◆ **Raw records**
▼
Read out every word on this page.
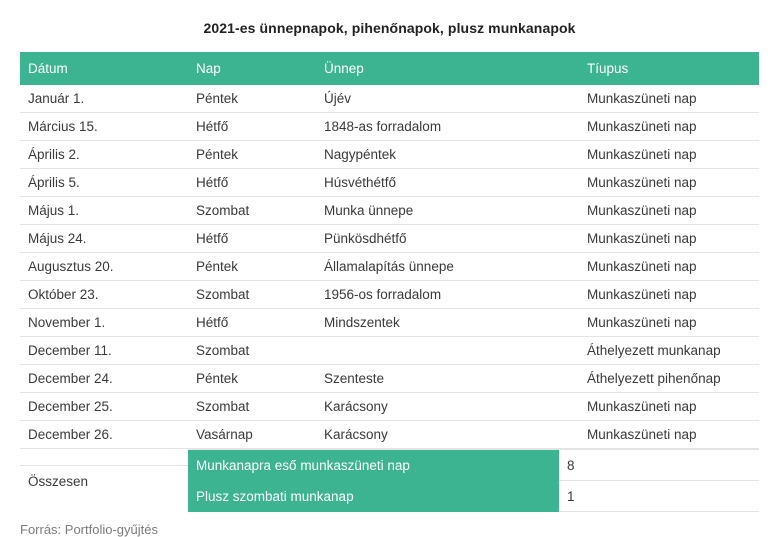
2021-es ünnepnapok, pihenőnapok, plusz munkanapok
Dátum	Nap	Ünnep	Tíupus
Január 1.	Péntek	Újév	Munkaszüneti nap
Március 15.	Hétfő	1848-as forradalom	Munkaszüneti nap
Április 2.	Péntek	Nagypéntek	Munkaszüneti nap
Április 5.	Hétfő	Húsvéthétfő	Munkaszüneti nap
Május 1.	Szombat	Munka ünnepe	Munkaszüneti nap
Május 24.	Hétfő	Pünkösdhétfő	Munkaszüneti nap
Augusztus 20.	Péntek	Államalapítás ünnepe	Munkaszüneti nap
Október 23.	Szombat	1956-os forradalom	Munkaszüneti nap
November 1.	Hétfő	Mindszentek	Munkaszüneti nap
December 11.	Szombat		Áthelyezett munkanap
December 24.	Péntek	Szenteste	Áthelyezett pihenőnap
December 25.	Szombat	Karácsony	Munkaszüneti nap
December 26.	Vasárnap	Karácsony	Munkaszüneti nap

Összesen	Munkanapra eső munkaszüneti nap	8
Plusz szombati munkanap	1		
Forrás: Portfolio-gyűjtés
▲
◆ **Work to do**
Copy the whole listing above word for word but do not carry over the pictures.

◆ **Solution to this exercise**
Read out every word on this page.
2021-es ünnepnapok, pihenőnapok, plusz munkanapok
Dátum	Nap	Ünnep	Tíupus
Január 1.	Péntek	Újév	Munkaszüneti nap
Március 15.	Hétfő	1848-as forradalom	Munkaszüneti nap
Április 2.	Péntek	Nagypéntek	Munkaszüneti nap
Április 5.	Hétfő	Húsvéthétfő	Munkaszüneti nap
Május 1.	Szombat	Munka ünnepe	Munkaszüneti nap
Május 24.	Hétfő	Pünkösdhétfő	Munkaszüneti nap
Augusztus 20.	Péntek	Államalapítás ünnepe	Munkaszüneti nap
Október 23.	Szombat	1956-os forradalom	Munkaszüneti nap
November 1.	Hétfő	Mindszentek	Munkaszüneti nap
December 11.	Szombat		Áthelyezett munkanap
December 24.	Péntek	Szenteste	Áthelyezett pihenőnap
December 25.	Szombat	Karácsony	Munkaszüneti nap
December 26.	Vasárnap	Karácsony	Munkaszüneti nap

Összesen	Munkanapra eső munkaszüneti nap	8
Plusz szombati munkanap	1		
Forrás: Portfolio-gyűjtés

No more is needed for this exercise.